(Dataset items)
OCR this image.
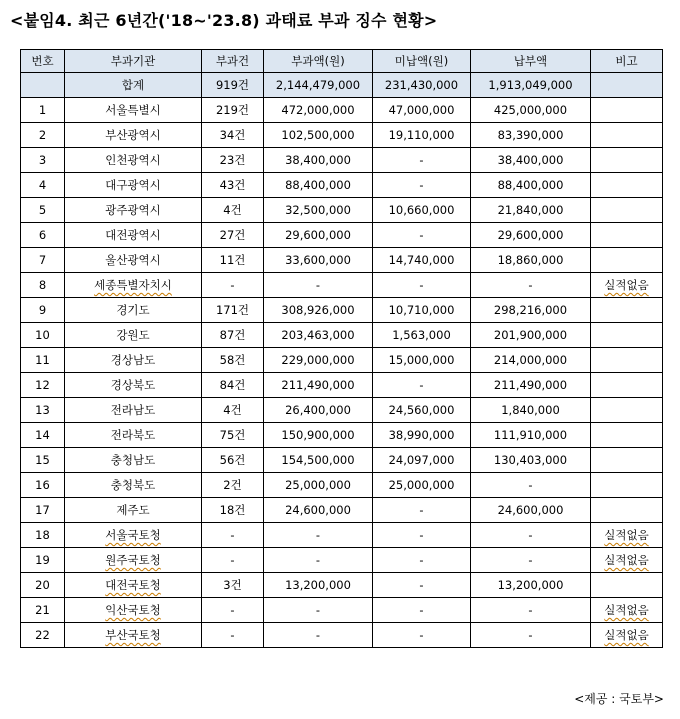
<붙임4. 최근 6년간('18~'23.8) 과태료 부과 징수 현황>
번호	부과기관	부과건	부과액(원)	미납액(원)	납부액	비고
	합계	919건	2,144,479,000	231,430,000	1,913,049,000	
1	서울특별시	219건	472,000,000	47,000,000	425,000,000	
2	부산광역시	34건	102,500,000	19,110,000	83,390,000	
3	인천광역시	23건	38,400,000	-	38,400,000	
4	대구광역시	43건	88,400,000	-	88,400,000	
5	광주광역시	4건	32,500,000	10,660,000	21,840,000	
6	대전광역시	27건	29,600,000	-	29,600,000	
7	울산광역시	11건	33,600,000	14,740,000	18,860,000	
8	세종특별자치시	-	-	-	-	실적없음
9	경기도	171건	308,926,000	10,710,000	298,216,000	
10	강원도	87건	203,463,000	1,563,000	201,900,000	
11	경상남도	58건	229,000,000	15,000,000	214,000,000	
12	경상북도	84건	211,490,000	-	211,490,000	
13	전라남도	4건	26,400,000	24,560,000	1,840,000	
14	전라북도	75건	150,900,000	38,990,000	111,910,000	
15	충청남도	56건	154,500,000	24,097,000	130,403,000	
16	충청북도	2건	25,000,000	25,000,000	-	
17	제주도	18건	24,600,000	-	24,600,000	
18	서울국토청	-	-	-	-	실적없음
19	원주국토청	-	-	-	-	실적없음
20	대전국토청	3건	13,200,000	-	13,200,000	
21	익산국토청	-	-	-	-	실적없음
22	부산국토청	-	-	-	-	실적없음
<제공 : 국토부>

■ Written problem
Quote every record above exactly, leaving out the pictures.

■ Task output
OCR this image.
<붙임4. 최근 6년간('18~'23.8) 과태료 부과 징수 현황>
번호	부과기관	부과건	부과액(원)	미납액(원)	납부액	비고
	합계	919건	2,144,479,000	231,430,000	1,913,049,000	
1	서울특별시	219건	472,000,000	47,000,000	425,000,000	
2	부산광역시	34건	102,500,000	19,110,000	83,390,000	
3	인천광역시	23건	38,400,000	-	38,400,000	
4	대구광역시	43건	88,400,000	-	88,400,000	
5	광주광역시	4건	32,500,000	10,660,000	21,840,000	
6	대전광역시	27건	29,600,000	-	29,600,000	
7	울산광역시	11건	33,600,000	14,740,000	18,860,000	
8	세종특별자치시	-	-	-	-	실적없음
9	경기도	171건	308,926,000	10,710,000	298,216,000	
10	강원도	87건	203,463,000	1,563,000	201,900,000	
11	경상남도	58건	229,000,000	15,000,000	214,000,000	
12	경상북도	84건	211,490,000	-	211,490,000	
13	전라남도	4건	26,400,000	24,560,000	1,840,000	
14	전라북도	75건	150,900,000	38,990,000	111,910,000	
15	충청남도	56건	154,500,000	24,097,000	130,403,000	
16	충청북도	2건	25,000,000	25,000,000	-	
17	제주도	18건	24,600,000	-	24,600,000	
18	서울국토청	-	-	-	-	실적없음
19	원주국토청	-	-	-	-	실적없음
20	대전국토청	3건	13,200,000	-	13,200,000	
21	익산국토청	-	-	-	-	실적없음
22	부산국토청	-	-	-	-	실적없음
<제공 : 국토부>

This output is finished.